▶ [SOAL LATIHAN]:
**a.** Sebutkan semua pihak yang menurut teks pujian dan salawat menjadi sasaran curahan salawat dan salam.
**b.** Lanjutkan teks pujian dan salawat mulai setelah kalimat terakhirnya.

▶ [PENGGALAN TEKS]:
((
Segala puji bagi Allah, Dzat yang telah menjelaskan kepada para hamba-Nya metode pendidikan yang tepat dalam Al Quran Al Majid. Dia juga telah menjelaskan kepada para makhluk-Nya konsep-konsep kebaikan, petunjuk serta kemaslahatan dalam hukum syariat-Nya yang hanif.
Salawat serta salam semoga tetap dicurahkan atas junjungan kami, Muhammad Shalallahu ‘alaihi wasallam. yang telah diutus Allah untuk membina nilai-nilai kemanusiaan. Dia juga orang yang telah dituruni syariat yang telah merealisasikan ayat-ayat (fenomena) yang paling tinggi (nilainya) bagi kemuliaan dan keluhuran nilai-nilai kemanusiaan itu, sekaligus mampu merealisasikan tujuan paling mulia bagi eksistensi serta keluhuran dan kestabilan umat manusia. Juga atas para sahabatnya yang baik-baik dan suci, yang telah memberikan kepada generasi-generasi selanjutnya suatu model pendidikan anak dan pembentukan umat yang tiada duanya. Juga atas orang-orang yang berperilaku seperti mereka dan mengikuti sepak terjang mereka dengan penuh kebajikan sampai hari kiamat.
))
▶ [DATA TERCATAT]:
((
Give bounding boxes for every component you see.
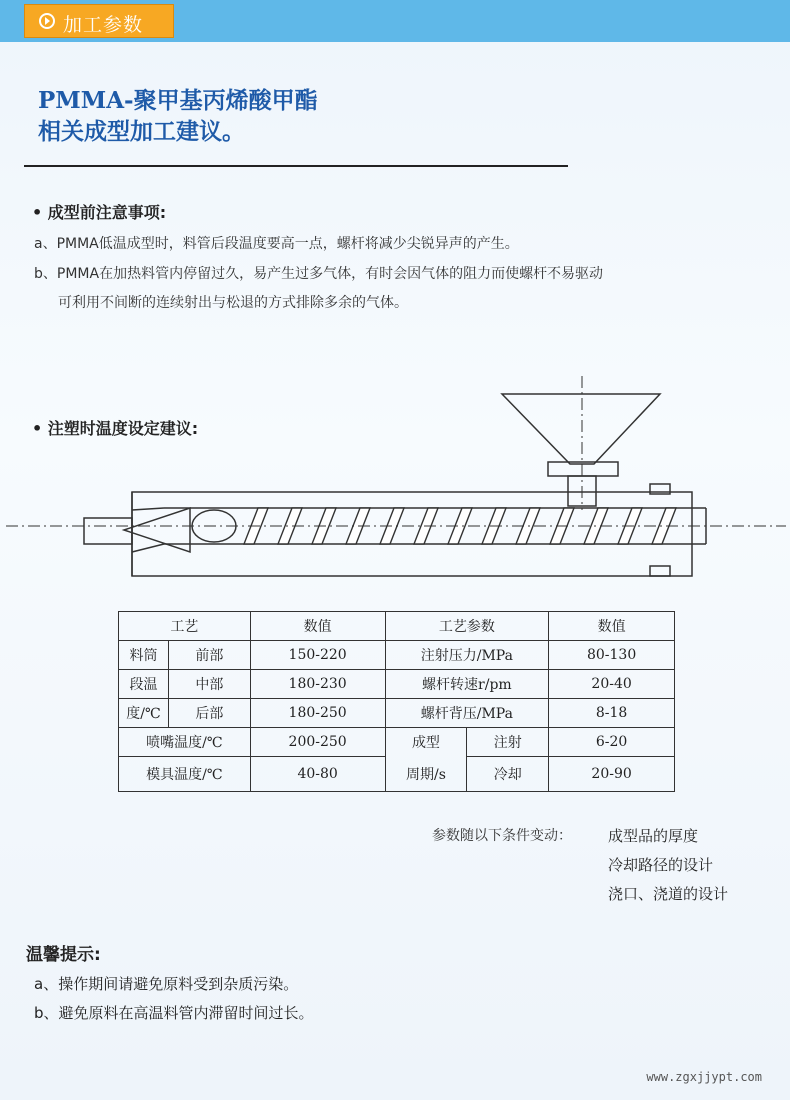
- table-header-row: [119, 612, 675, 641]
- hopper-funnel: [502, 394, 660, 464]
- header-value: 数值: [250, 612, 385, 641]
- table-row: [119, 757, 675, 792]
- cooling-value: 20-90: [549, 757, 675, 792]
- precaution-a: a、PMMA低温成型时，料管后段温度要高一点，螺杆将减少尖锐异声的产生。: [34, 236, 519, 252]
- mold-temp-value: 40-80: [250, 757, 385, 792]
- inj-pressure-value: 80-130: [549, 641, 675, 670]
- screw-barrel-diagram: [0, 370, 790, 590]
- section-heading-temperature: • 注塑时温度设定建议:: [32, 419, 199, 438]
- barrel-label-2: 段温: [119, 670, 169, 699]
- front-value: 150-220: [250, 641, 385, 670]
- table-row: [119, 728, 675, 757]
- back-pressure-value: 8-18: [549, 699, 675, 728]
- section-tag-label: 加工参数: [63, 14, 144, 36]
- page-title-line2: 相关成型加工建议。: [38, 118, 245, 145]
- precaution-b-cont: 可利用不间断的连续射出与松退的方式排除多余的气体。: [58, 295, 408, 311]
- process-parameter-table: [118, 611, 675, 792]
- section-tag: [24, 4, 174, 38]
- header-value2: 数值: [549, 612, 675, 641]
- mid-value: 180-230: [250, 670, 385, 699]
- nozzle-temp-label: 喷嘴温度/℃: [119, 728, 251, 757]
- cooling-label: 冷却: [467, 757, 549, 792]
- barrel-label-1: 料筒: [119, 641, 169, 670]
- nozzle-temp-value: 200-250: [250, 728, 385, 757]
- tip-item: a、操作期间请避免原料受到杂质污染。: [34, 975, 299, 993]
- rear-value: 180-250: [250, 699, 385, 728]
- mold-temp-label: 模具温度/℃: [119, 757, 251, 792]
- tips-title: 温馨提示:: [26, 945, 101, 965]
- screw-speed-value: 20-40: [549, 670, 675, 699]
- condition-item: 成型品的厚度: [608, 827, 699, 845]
))
▶ [JAWABAN]:
**a.**
- Muhammad Shalallahu ‘alaihi wasallam
- para sahabatnya yang baik-baik dan suci
- orang-orang yang berperilaku seperti mereka dan mengikuti sepak terjang mereka dengan penuh kebajikan sampai hari kiamat

**b.**
Setelah itu penulis sampaikan, bahwa:
Pertama, di antara keutamaan Islam bagi umat manusia, ia telah memberikan metode yang tepat dan sempurna bagi mereka dalam pendidikan rohani, pembinaan generasi, pembentukan umat, dan pembangunan budaya, serta penerapan prinsip-prinsip kemuliaan dan peradaban (madaniyah). Semua itu dimaksudkan untuk mengubah umat manusia dari kegelapan syirik, kebodohan, kesesatan dan kekacauan menuju cahaya tauhid, ilmu, hidayah, dan ketenteraman. Sungguh benar apa yang difirmankan Allah Swt. dalam Al Quran:
“Sesungguhnya telah datang kepadamu cahaya dari Allah, dan kitab yang menerangkan. Dengan kitab itulah Allah menunjuki orang-orang yang mengikuti keridaan-Nya ke jalan keselamatan, dan (dengan kitab itu pula) Allah mengeluarkan orang-orang itu dari gelap gulita kepada cahaya yang terang-benderang dengan seizin-Nya dan menunjuki mereka ke jalan yang lurus.” (QS. Al Maidah: 15-16)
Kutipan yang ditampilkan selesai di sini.